Data listing:

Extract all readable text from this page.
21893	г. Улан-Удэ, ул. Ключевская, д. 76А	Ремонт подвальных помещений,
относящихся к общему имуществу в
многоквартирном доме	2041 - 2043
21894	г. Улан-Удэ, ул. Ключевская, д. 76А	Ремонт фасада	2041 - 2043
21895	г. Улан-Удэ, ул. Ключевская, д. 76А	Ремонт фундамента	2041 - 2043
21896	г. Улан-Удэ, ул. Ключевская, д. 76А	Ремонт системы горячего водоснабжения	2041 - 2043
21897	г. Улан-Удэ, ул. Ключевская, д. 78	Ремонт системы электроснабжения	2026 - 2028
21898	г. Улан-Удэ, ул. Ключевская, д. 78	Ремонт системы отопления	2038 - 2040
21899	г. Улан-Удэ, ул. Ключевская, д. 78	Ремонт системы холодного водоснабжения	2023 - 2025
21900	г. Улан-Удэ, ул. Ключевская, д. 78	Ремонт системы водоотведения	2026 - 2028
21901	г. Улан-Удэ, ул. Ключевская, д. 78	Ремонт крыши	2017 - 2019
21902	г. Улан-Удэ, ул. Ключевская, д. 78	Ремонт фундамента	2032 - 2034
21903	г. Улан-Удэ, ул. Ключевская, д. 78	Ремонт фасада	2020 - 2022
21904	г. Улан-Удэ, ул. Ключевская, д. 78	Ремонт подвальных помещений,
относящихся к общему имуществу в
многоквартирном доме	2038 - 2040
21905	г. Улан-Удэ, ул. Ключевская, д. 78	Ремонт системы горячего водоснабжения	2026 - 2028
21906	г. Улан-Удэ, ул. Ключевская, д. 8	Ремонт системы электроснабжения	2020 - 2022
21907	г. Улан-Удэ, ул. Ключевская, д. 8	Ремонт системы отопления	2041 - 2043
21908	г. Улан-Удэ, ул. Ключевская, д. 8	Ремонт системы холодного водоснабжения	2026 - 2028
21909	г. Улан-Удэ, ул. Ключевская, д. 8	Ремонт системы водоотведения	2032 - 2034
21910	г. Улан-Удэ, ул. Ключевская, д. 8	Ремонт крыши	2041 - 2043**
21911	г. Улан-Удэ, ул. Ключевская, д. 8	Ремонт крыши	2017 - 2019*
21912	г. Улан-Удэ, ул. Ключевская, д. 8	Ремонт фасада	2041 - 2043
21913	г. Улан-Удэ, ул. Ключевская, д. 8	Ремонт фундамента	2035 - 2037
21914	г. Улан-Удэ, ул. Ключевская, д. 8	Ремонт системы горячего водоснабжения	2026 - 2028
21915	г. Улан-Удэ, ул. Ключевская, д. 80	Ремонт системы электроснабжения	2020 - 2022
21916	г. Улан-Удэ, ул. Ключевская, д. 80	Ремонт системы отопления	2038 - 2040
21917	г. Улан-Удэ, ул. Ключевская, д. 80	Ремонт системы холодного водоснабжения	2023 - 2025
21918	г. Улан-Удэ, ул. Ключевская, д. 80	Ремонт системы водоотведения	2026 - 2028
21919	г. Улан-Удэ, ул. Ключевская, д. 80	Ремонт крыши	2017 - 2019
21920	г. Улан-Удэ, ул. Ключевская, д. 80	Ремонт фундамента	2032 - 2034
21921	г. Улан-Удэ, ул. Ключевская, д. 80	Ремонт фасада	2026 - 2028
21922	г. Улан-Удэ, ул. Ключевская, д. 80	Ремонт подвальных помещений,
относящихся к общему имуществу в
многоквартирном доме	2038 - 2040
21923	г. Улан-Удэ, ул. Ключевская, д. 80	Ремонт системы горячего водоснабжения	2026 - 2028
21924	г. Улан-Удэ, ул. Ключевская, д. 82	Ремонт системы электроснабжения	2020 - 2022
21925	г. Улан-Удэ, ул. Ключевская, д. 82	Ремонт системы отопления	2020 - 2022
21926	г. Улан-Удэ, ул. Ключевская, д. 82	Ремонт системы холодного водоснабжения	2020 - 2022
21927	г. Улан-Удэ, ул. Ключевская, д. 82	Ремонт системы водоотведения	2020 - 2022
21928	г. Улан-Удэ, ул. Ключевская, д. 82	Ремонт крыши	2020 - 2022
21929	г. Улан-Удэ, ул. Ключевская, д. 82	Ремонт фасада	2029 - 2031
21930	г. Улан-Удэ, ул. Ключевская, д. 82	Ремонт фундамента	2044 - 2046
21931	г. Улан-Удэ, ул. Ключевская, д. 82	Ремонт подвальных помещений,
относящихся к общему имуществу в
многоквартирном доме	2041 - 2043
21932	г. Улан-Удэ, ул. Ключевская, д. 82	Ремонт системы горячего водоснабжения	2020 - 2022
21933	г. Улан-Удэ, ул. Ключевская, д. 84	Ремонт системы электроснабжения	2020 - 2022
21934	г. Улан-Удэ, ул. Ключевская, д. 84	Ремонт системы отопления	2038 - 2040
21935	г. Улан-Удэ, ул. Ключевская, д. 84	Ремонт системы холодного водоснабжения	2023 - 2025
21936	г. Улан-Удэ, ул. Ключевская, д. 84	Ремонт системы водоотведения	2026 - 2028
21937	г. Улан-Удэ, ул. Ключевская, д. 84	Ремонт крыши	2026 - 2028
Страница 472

[Request]: Reproduce the material precisely, including every line.

[Answer below]:
Extract all readable text from this page.
21893	г. Улан-Удэ, ул. Ключевская, д. 76А	Ремонт подвальных помещений,
относящихся к общему имуществу в
многоквартирном доме	2041 - 2043
21894	г. Улан-Удэ, ул. Ключевская, д. 76А	Ремонт фасада	2041 - 2043
21895	г. Улан-Удэ, ул. Ключевская, д. 76А	Ремонт фундамента	2041 - 2043
21896	г. Улан-Удэ, ул. Ключевская, д. 76А	Ремонт системы горячего водоснабжения	2041 - 2043
21897	г. Улан-Удэ, ул. Ключевская, д. 78	Ремонт системы электроснабжения	2026 - 2028
21898	г. Улан-Удэ, ул. Ключевская, д. 78	Ремонт системы отопления	2038 - 2040
21899	г. Улан-Удэ, ул. Ключевская, д. 78	Ремонт системы холодного водоснабжения	2023 - 2025
21900	г. Улан-Удэ, ул. Ключевская, д. 78	Ремонт системы водоотведения	2026 - 2028
21901	г. Улан-Удэ, ул. Ключевская, д. 78	Ремонт крыши	2017 - 2019
21902	г. Улан-Удэ, ул. Ключевская, д. 78	Ремонт фундамента	2032 - 2034
21903	г. Улан-Удэ, ул. Ключевская, д. 78	Ремонт фасада	2020 - 2022
21904	г. Улан-Удэ, ул. Ключевская, д. 78	Ремонт подвальных помещений,
относящихся к общему имуществу в
многоквартирном доме	2038 - 2040
21905	г. Улан-Удэ, ул. Ключевская, д. 78	Ремонт системы горячего водоснабжения	2026 - 2028
21906	г. Улан-Удэ, ул. Ключевская, д. 8	Ремонт системы электроснабжения	2020 - 2022
21907	г. Улан-Удэ, ул. Ключевская, д. 8	Ремонт системы отопления	2041 - 2043
21908	г. Улан-Удэ, ул. Ключевская, д. 8	Ремонт системы холодного водоснабжения	2026 - 2028
21909	г. Улан-Удэ, ул. Ключевская, д. 8	Ремонт системы водоотведения	2032 - 2034
21910	г. Улан-Удэ, ул. Ключевская, д. 8	Ремонт крыши	2041 - 2043**
21911	г. Улан-Удэ, ул. Ключевская, д. 8	Ремонт крыши	2017 - 2019*
21912	г. Улан-Удэ, ул. Ключевская, д. 8	Ремонт фасада	2041 - 2043
21913	г. Улан-Удэ, ул. Ключевская, д. 8	Ремонт фундамента	2035 - 2037
21914	г. Улан-Удэ, ул. Ключевская, д. 8	Ремонт системы горячего водоснабжения	2026 - 2028
21915	г. Улан-Удэ, ул. Ключевская, д. 80	Ремонт системы электроснабжения	2020 - 2022
21916	г. Улан-Удэ, ул. Ключевская, д. 80	Ремонт системы отопления	2038 - 2040
21917	г. Улан-Удэ, ул. Ключевская, д. 80	Ремонт системы холодного водоснабжения	2023 - 2025
21918	г. Улан-Удэ, ул. Ключевская, д. 80	Ремонт системы водоотведения	2026 - 2028
21919	г. Улан-Удэ, ул. Ключевская, д. 80	Ремонт крыши	2017 - 2019
21920	г. Улан-Удэ, ул. Ключевская, д. 80	Ремонт фундамента	2032 - 2034
21921	г. Улан-Удэ, ул. Ключевская, д. 80	Ремонт фасада	2026 - 2028
21922	г. Улан-Удэ, ул. Ключевская, д. 80	Ремонт подвальных помещений,
относящихся к общему имуществу в
многоквартирном доме	2038 - 2040
21923	г. Улан-Удэ, ул. Ключевская, д. 80	Ремонт системы горячего водоснабжения	2026 - 2028
21924	г. Улан-Удэ, ул. Ключевская, д. 82	Ремонт системы электроснабжения	2020 - 2022
21925	г. Улан-Удэ, ул. Ключевская, д. 82	Ремонт системы отопления	2020 - 2022
21926	г. Улан-Удэ, ул. Ключевская, д. 82	Ремонт системы холодного водоснабжения	2020 - 2022
21927	г. Улан-Удэ, ул. Ключевская, д. 82	Ремонт системы водоотведения	2020 - 2022
21928	г. Улан-Удэ, ул. Ключевская, д. 82	Ремонт крыши	2020 - 2022
21929	г. Улан-Удэ, ул. Ключевская, д. 82	Ремонт фасада	2029 - 2031
21930	г. Улан-Удэ, ул. Ключевская, д. 82	Ремонт фундамента	2044 - 2046
21931	г. Улан-Удэ, ул. Ключевская, д. 82	Ремонт подвальных помещений,
относящихся к общему имуществу в
многоквартирном доме	2041 - 2043
21932	г. Улан-Удэ, ул. Ключевская, д. 82	Ремонт системы горячего водоснабжения	2020 - 2022
21933	г. Улан-Удэ, ул. Ключевская, д. 84	Ремонт системы электроснабжения	2020 - 2022
21934	г. Улан-Удэ, ул. Ключевская, д. 84	Ремонт системы отопления	2038 - 2040
21935	г. Улан-Удэ, ул. Ключевская, д. 84	Ремонт системы холодного водоснабжения	2023 - 2025
21936	г. Улан-Удэ, ул. Ключевская, д. 84	Ремонт системы водоотведения	2026 - 2028
21937	г. Улан-Удэ, ул. Ключевская, д. 84	Ремонт крыши	2026 - 2028
Страница 472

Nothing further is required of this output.